● Requirement:
Can you write out all of the material below, word for word?
··· Record excerpts ···
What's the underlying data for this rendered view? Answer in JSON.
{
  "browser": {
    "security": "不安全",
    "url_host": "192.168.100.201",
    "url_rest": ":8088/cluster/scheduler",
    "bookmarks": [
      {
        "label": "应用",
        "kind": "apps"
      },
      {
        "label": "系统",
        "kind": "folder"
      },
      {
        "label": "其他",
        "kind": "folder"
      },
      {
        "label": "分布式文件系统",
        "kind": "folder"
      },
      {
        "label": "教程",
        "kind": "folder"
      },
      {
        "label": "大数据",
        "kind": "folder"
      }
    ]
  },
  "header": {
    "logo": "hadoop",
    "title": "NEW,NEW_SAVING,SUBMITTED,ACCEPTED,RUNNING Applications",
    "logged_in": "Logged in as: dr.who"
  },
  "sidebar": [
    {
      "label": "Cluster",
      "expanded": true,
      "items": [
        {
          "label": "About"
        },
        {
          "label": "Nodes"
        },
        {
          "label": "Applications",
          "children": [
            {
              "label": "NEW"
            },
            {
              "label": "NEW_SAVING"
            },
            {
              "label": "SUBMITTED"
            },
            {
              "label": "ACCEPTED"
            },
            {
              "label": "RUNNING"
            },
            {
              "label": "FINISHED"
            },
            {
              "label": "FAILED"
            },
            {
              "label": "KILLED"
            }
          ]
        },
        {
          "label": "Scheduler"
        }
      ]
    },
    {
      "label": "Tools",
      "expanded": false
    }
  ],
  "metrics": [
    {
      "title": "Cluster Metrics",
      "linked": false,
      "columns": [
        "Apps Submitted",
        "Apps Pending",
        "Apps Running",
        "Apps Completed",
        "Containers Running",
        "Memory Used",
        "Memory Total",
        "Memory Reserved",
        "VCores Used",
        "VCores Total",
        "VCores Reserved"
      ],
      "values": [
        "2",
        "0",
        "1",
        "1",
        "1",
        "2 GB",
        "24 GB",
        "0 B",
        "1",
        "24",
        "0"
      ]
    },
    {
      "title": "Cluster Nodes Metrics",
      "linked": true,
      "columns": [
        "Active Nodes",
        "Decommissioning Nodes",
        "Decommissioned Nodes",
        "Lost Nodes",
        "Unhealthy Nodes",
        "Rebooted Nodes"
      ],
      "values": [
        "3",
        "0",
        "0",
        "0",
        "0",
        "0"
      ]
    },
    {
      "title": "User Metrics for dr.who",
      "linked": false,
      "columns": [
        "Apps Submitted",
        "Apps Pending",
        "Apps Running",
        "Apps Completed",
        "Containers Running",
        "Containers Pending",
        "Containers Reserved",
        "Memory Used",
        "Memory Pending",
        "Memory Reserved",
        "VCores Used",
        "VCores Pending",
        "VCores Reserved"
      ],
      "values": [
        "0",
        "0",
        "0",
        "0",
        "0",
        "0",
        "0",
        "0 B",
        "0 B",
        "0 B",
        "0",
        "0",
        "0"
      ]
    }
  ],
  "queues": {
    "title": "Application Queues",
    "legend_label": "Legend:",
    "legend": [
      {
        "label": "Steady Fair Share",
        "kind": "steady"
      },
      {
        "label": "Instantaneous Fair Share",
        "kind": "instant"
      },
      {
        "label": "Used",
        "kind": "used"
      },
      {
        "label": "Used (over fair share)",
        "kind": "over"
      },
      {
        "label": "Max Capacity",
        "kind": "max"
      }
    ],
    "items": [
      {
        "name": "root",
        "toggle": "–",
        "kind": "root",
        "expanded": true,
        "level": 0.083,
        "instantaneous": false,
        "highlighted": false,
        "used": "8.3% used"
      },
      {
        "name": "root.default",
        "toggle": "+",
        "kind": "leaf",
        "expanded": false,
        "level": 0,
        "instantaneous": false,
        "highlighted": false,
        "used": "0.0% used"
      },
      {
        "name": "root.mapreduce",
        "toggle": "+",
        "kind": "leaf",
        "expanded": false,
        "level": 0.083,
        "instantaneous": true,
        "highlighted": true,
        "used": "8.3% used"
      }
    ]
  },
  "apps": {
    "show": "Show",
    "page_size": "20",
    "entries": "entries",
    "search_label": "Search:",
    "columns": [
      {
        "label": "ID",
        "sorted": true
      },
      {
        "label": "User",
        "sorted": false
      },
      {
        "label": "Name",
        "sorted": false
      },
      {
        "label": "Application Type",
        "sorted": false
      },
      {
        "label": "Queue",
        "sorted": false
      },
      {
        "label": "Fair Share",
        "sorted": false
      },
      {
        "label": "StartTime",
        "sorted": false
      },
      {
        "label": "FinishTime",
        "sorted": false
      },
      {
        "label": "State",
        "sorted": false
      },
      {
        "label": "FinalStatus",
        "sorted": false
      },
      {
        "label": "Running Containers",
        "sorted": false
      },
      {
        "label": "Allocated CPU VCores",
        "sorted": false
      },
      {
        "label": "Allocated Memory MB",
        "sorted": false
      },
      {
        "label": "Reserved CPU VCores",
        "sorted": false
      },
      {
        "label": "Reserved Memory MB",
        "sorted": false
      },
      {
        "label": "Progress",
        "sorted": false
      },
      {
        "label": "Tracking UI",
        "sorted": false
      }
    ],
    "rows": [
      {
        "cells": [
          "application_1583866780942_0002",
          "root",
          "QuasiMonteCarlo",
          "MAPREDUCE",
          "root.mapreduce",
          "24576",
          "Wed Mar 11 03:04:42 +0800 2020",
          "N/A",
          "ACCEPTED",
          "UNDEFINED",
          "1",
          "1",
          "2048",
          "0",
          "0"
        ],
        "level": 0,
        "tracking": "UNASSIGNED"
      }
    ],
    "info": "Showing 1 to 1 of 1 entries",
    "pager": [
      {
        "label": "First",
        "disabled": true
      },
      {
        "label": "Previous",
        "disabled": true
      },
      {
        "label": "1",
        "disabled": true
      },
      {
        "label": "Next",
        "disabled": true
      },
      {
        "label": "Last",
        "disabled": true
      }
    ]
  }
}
···
● Solution for this problem:
What's the underlying data for this rendered view? Answer in JSON.
{
  "browser": {
    "security": "不安全",
    "url_host": "192.168.100.201",
    "url_rest": ":8088/cluster/scheduler",
    "bookmarks": [
      {
        "label": "应用",
        "kind": "apps"
      },
      {
        "label": "系统",
        "kind": "folder"
      },
      {
        "label": "其他",
        "kind": "folder"
      },
      {
        "label": "分布式文件系统",
        "kind": "folder"
      },
      {
        "label": "教程",
        "kind": "folder"
      },
      {
        "label": "大数据",
        "kind": "folder"
      }
    ]
  },
  "header": {
    "logo": "hadoop",
    "title": "NEW,NEW_SAVING,SUBMITTED,ACCEPTED,RUNNING Applications",
    "logged_in": "Logged in as: dr.who"
  },
  "sidebar": [
    {
      "label": "Cluster",
      "expanded": true,
      "items": [
        {
          "label": "About"
        },
        {
          "label": "Nodes"
        },
        {
          "label": "Applications",
          "children": [
            {
              "label": "NEW"
            },
            {
              "label": "NEW_SAVING"
            },
            {
              "label": "SUBMITTED"
            },
            {
              "label": "ACCEPTED"
            },
            {
              "label": "RUNNING"
            },
            {
              "label": "FINISHED"
            },
            {
              "label": "FAILED"
            },
            {
              "label": "KILLED"
            }
          ]
        },
        {
          "label": "Scheduler"
        }
      ]
    },
    {
      "label": "Tools",
      "expanded": false
    }
  ],
  "metrics": [
    {
      "title": "Cluster Metrics",
      "linked": false,
      "columns": [
        "Apps Submitted",
        "Apps Pending",
        "Apps Running",
        "Apps Completed",
        "Containers Running",
        "Memory Used",
        "Memory Total",
        "Memory Reserved",
        "VCores Used",
        "VCores Total",
        "VCores Reserved"
      ],
      "values": [
        "2",
        "0",
        "1",
        "1",
        "1",
        "2 GB",
        "24 GB",
        "0 B",
        "1",
        "24",
        "0"
      ]
    },
    {
      "title": "Cluster Nodes Metrics",
      "linked": true,
      "columns": [
        "Active Nodes",
        "Decommissioning Nodes",
        "Decommissioned Nodes",
        "Lost Nodes",
        "Unhealthy Nodes",
        "Rebooted Nodes"
      ],
      "values": [
        "3",
        "0",
        "0",
        "0",
        "0",
        "0"
      ]
    },
    {
      "title": "User Metrics for dr.who",
      "linked": false,
      "columns": [
        "Apps Submitted",
        "Apps Pending",
        "Apps Running",
        "Apps Completed",
        "Containers Running",
        "Containers Pending",
        "Containers Reserved",
        "Memory Used",
        "Memory Pending",
        "Memory Reserved",
        "VCores Used",
        "VCores Pending",
        "VCores Reserved"
      ],
      "values": [
        "0",
        "0",
        "0",
        "0",
        "0",
        "0",
        "0",
        "0 B",
        "0 B",
        "0 B",
        "0",
        "0",
        "0"
      ]
    }
  ],
  "queues": {
    "title": "Application Queues",
    "legend_label": "Legend:",
    "legend": [
      {
        "label": "Steady Fair Share",
        "kind": "steady"
      },
      {
        "label": "Instantaneous Fair Share",
        "kind": "instant"
      },
      {
        "label": "Used",
        "kind": "used"
      },
      {
        "label": "Used (over fair share)",
        "kind": "over"
      },
      {
        "label": "Max Capacity",
        "kind": "max"
      }
    ],
    "items": [
      {
        "name": "root",
        "toggle": "–",
        "kind": "root",
        "expanded": true,
        "level": 0.083,
        "instantaneous": false,
        "highlighted": false,
        "used": "8.3% used"
      },
      {
        "name": "root.default",
        "toggle": "+",
        "kind": "leaf",
        "expanded": false,
        "level": 0,
        "instantaneous": false,
        "highlighted": false,
        "used": "0.0% used"
      },
      {
        "name": "root.mapreduce",
        "toggle": "+",
        "kind": "leaf",
        "expanded": false,
        "level": 0.083,
        "instantaneous": true,
        "highlighted": true,
        "used": "8.3% used"
      }
    ]
  },
  "apps": {
    "show": "Show",
    "page_size": "20",
    "entries": "entries",
    "search_label": "Search:",
    "columns": [
      {
        "label": "ID",
        "sorted": true
      },
      {
        "label": "User",
        "sorted": false
      },
      {
        "label": "Name",
        "sorted": false
      },
      {
        "label": "Application Type",
        "sorted": false
      },
      {
        "label": "Queue",
        "sorted": false
      },
      {
        "label": "Fair Share",
        "sorted": false
      },
      {
        "label": "StartTime",
        "sorted": false
      },
      {
        "label": "FinishTime",
        "sorted": false
      },
      {
        "label": "State",
        "sorted": false
      },
      {
        "label": "FinalStatus",
        "sorted": false
      },
      {
        "label": "Running Containers",
        "sorted": false
      },
      {
        "label": "Allocated CPU VCores",
        "sorted": false
      },
      {
        "label": "Allocated Memory MB",
        "sorted": false
      },
      {
        "label": "Reserved CPU VCores",
        "sorted": false
      },
      {
        "label": "Reserved Memory MB",
        "sorted": false
      },
      {
        "label": "Progress",
        "sorted": false
      },
      {
        "label": "Tracking UI",
        "sorted": false
      }
    ],
    "rows": [
      {
        "cells": [
          "application_1583866780942_0002",
          "root",
          "QuasiMonteCarlo",
          "MAPREDUCE",
          "root.mapreduce",
          "24576",
          "Wed Mar 11 03:04:42 +0800 2020",
          "N/A",
          "ACCEPTED",
          "UNDEFINED",
          "1",
          "1",
          "2048",
          "0",
          "0"
        ],
        "level": 0,
        "tracking": "UNASSIGNED"
      }
    ],
    "info": "Showing 1 to 1 of 1 entries",
    "pager": [
      {
        "label": "First",
        "disabled": true
      },
      {
        "label": "Previous",
        "disabled": true
      },
      {
        "label": "1",
        "disabled": true
      },
      {
        "label": "Next",
        "disabled": true
      },
      {
        "label": "Last",
        "disabled": true
      }
    ]
  }
}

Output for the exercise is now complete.